Element-and-box listings:
****************************************
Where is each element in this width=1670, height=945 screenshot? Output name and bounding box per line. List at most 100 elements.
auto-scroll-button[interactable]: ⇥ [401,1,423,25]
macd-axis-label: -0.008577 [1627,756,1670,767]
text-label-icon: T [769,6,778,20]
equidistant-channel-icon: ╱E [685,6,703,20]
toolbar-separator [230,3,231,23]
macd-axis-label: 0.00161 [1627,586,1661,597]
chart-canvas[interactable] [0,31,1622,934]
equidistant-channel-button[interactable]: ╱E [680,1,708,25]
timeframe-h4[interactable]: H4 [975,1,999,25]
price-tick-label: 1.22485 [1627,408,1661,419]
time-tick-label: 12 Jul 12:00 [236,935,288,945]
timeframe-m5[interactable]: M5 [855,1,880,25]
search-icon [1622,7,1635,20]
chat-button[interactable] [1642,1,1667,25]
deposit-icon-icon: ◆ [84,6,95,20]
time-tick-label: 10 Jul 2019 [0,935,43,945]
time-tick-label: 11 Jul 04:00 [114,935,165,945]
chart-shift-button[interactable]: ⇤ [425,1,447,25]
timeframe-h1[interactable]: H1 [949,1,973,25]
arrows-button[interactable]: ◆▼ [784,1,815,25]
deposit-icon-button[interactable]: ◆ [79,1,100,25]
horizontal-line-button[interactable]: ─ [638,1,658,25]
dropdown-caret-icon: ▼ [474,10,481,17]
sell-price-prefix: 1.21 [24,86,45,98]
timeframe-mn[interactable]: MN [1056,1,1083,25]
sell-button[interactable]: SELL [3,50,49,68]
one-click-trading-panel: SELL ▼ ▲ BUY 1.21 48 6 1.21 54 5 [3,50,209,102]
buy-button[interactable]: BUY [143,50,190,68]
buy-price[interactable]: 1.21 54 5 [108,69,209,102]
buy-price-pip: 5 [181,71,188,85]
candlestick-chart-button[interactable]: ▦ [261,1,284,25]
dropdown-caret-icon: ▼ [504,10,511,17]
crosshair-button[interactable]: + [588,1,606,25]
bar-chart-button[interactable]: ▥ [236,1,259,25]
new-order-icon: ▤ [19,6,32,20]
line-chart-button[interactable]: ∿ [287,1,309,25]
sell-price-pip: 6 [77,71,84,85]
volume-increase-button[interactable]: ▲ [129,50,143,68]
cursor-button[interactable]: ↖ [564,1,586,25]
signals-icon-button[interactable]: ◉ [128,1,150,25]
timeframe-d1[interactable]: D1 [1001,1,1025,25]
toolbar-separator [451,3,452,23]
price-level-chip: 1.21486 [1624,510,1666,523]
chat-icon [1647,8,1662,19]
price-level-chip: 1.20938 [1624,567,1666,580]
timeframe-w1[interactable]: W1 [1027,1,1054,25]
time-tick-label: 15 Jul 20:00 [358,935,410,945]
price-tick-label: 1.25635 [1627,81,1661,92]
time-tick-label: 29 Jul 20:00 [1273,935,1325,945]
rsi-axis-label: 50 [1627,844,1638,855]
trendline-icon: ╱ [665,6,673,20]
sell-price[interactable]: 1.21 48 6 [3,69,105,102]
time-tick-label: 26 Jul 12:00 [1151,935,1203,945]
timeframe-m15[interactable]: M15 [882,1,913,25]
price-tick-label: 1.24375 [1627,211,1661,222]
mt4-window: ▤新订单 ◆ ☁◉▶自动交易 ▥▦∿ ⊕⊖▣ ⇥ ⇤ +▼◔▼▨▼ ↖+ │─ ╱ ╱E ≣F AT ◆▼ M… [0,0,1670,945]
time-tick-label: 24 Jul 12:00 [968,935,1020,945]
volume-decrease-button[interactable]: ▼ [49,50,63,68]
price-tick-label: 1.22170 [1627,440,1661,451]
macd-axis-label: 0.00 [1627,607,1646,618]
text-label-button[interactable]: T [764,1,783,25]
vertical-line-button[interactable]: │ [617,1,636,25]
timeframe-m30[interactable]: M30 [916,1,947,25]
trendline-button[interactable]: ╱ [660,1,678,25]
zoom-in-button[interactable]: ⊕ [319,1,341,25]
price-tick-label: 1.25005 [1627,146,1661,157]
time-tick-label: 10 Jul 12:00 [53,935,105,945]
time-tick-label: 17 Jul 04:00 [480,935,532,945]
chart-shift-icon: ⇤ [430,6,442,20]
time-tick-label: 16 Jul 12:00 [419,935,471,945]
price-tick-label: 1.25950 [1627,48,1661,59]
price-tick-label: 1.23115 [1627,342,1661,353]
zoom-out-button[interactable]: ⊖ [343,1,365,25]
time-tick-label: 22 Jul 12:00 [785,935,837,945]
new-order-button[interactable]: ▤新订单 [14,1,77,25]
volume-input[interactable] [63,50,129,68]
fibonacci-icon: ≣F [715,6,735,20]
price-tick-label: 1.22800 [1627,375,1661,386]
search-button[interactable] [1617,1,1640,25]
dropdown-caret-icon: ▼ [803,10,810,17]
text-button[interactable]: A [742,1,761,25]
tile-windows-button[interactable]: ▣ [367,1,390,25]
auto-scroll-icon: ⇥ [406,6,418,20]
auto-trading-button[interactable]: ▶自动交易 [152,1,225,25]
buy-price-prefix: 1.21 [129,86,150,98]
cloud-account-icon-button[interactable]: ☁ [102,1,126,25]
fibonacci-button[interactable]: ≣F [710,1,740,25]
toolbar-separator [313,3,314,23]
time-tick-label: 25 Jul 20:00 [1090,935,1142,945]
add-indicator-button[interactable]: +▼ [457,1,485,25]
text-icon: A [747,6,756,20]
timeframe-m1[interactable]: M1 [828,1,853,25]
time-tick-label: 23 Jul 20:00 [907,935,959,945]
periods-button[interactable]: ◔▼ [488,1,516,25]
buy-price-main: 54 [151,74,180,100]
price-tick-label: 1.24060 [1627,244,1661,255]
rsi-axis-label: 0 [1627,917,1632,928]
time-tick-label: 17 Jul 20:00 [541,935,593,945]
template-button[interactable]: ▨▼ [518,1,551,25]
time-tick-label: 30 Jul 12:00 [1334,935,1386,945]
****************************************
Short problem:
Could you lay out everything from the start of the material down to and including the line containing "signals-icon-button[interactable]: ◉ [128,1,150,25]" as a numbered list, leaving out any blank lines?

Complete answer:
1. Where is each element in this width=1670, height=945 screenshot? Output name and bounding box per line. List at most 100 elements.
2. auto-scroll-button[interactable]: ⇥ [401,1,423,25]
3. macd-axis-label: -0.008577 [1627,756,1670,767]
4. text-label-icon: T [769,6,778,20]
5. equidistant-channel-icon: ╱E [685,6,703,20]
6. toolbar-separator [230,3,231,23]
7. macd-axis-label: 0.00161 [1627,586,1661,597]
8. chart-canvas[interactable] [0,31,1622,934]
9. equidistant-channel-button[interactable]: ╱E [680,1,708,25]
10. timeframe-h4[interactable]: H4 [975,1,999,25]
11. price-tick-label: 1.22485 [1627,408,1661,419]
12. time-tick-label: 12 Jul 12:00 [236,935,288,945]
13. timeframe-m5[interactable]: M5 [855,1,880,25]
14. search-icon [1622,7,1635,20]
15. chat-button[interactable] [1642,1,1667,25]
16. deposit-icon-icon: ◆ [84,6,95,20]
17. time-tick-label: 10 Jul 2019 [0,935,43,945]
18. time-tick-label: 11 Jul 04:00 [114,935,165,945]
19. chart-shift-button[interactable]: ⇤ [425,1,447,25]
20. timeframe-h1[interactable]: H1 [949,1,973,25]
21. arrows-button[interactable]: ◆▼ [784,1,815,25]
22. deposit-icon-button[interactable]: ◆ [79,1,100,25]
23. horizontal-line-button[interactable]: ─ [638,1,658,25]
24. dropdown-caret-icon: ▼ [474,10,481,17]
25. sell-price-prefix: 1.21 [24,86,45,98]
26. timeframe-mn[interactable]: MN [1056,1,1083,25]
27. sell-button[interactable]: SELL [3,50,49,68]
28. one-click-trading-panel: SELL ▼ ▲ BUY 1.21 48 6 1.21 54 5 [3,50,209,102]
29. buy-button[interactable]: BUY [143,50,190,68]
30. buy-price[interactable]: 1.21 54 5 [108,69,209,102]
31. buy-price-pip: 5 [181,71,188,85]
32. candlestick-chart-button[interactable]: ▦ [261,1,284,25]
33. dropdown-caret-icon: ▼ [504,10,511,17]
34. crosshair-button[interactable]: + [588,1,606,25]
35. bar-chart-button[interactable]: ▥ [236,1,259,25]
36. new-order-icon: ▤ [19,6,32,20]
37. line-chart-button[interactable]: ∿ [287,1,309,25]
38. sell-price-pip: 6 [77,71,84,85]
39. volume-increase-button[interactable]: ▲ [129,50,143,68]
40. cursor-button[interactable]: ↖ [564,1,586,25]
41. signals-icon-button[interactable]: ◉ [128,1,150,25]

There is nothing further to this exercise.